===== DATA EXCERPTS =====

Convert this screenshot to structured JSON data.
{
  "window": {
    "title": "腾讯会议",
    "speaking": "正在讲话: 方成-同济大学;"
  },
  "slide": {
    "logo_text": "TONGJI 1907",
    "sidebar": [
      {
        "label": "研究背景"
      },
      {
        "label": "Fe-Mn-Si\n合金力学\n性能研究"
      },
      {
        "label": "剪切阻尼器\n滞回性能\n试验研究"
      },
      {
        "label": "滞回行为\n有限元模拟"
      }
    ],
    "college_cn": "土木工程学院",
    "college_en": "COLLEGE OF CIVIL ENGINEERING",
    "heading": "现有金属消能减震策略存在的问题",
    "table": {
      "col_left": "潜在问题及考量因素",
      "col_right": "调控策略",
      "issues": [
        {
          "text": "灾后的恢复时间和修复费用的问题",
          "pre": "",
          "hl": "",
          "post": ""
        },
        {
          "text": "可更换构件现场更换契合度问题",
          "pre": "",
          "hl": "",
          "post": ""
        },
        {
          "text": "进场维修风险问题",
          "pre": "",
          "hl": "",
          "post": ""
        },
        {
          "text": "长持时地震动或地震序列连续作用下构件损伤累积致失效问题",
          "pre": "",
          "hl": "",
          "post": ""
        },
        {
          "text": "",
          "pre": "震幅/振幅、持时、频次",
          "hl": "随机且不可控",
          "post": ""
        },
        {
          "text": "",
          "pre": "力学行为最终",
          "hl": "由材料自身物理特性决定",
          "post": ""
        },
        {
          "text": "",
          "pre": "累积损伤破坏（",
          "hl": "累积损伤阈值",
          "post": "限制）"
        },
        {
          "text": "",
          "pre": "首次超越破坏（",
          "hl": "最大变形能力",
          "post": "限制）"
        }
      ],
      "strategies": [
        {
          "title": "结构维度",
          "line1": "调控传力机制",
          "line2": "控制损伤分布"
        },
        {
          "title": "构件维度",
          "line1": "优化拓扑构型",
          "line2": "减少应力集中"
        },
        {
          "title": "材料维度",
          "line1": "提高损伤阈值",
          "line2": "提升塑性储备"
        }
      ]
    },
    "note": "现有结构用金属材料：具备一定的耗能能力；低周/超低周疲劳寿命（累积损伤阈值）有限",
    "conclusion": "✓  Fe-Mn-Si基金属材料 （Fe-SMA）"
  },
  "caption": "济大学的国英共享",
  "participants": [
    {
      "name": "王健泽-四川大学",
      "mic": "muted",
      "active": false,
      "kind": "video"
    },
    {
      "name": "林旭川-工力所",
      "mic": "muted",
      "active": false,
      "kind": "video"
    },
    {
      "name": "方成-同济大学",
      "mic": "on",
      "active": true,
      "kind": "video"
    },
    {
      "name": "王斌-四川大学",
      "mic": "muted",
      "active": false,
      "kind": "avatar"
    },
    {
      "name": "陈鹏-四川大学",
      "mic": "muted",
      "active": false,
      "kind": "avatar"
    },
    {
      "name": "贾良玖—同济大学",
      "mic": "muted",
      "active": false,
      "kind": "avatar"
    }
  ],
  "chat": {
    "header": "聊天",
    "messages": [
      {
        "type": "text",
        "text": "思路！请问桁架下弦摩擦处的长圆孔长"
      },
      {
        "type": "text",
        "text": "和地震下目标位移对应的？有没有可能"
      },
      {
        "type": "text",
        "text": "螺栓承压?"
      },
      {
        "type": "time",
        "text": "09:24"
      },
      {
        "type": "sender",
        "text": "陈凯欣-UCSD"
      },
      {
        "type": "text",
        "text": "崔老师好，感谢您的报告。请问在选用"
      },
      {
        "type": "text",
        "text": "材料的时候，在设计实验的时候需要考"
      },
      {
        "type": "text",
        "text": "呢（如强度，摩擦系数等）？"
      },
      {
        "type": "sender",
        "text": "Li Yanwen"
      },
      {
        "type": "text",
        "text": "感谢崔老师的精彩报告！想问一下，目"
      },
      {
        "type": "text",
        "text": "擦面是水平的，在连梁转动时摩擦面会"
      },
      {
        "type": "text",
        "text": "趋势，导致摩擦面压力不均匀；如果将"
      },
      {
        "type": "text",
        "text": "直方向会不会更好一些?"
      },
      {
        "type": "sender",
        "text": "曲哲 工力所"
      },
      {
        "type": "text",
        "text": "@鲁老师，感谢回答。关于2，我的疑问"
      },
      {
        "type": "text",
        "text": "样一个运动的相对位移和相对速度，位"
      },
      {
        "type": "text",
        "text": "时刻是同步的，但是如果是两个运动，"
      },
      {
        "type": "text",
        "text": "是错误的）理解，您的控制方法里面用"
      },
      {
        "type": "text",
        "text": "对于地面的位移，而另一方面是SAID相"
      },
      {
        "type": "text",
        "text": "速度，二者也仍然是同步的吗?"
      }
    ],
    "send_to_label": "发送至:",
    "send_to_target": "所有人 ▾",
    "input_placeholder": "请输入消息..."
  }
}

=====

SET TASK -> Gather every line from the entries above where the word "四川大学" appears, and copy them.

TASK OUTPUT ->
      "name": "王健泽-四川大学",
      "name": "王斌-四川大学",
      "name": "陈鹏-四川大学",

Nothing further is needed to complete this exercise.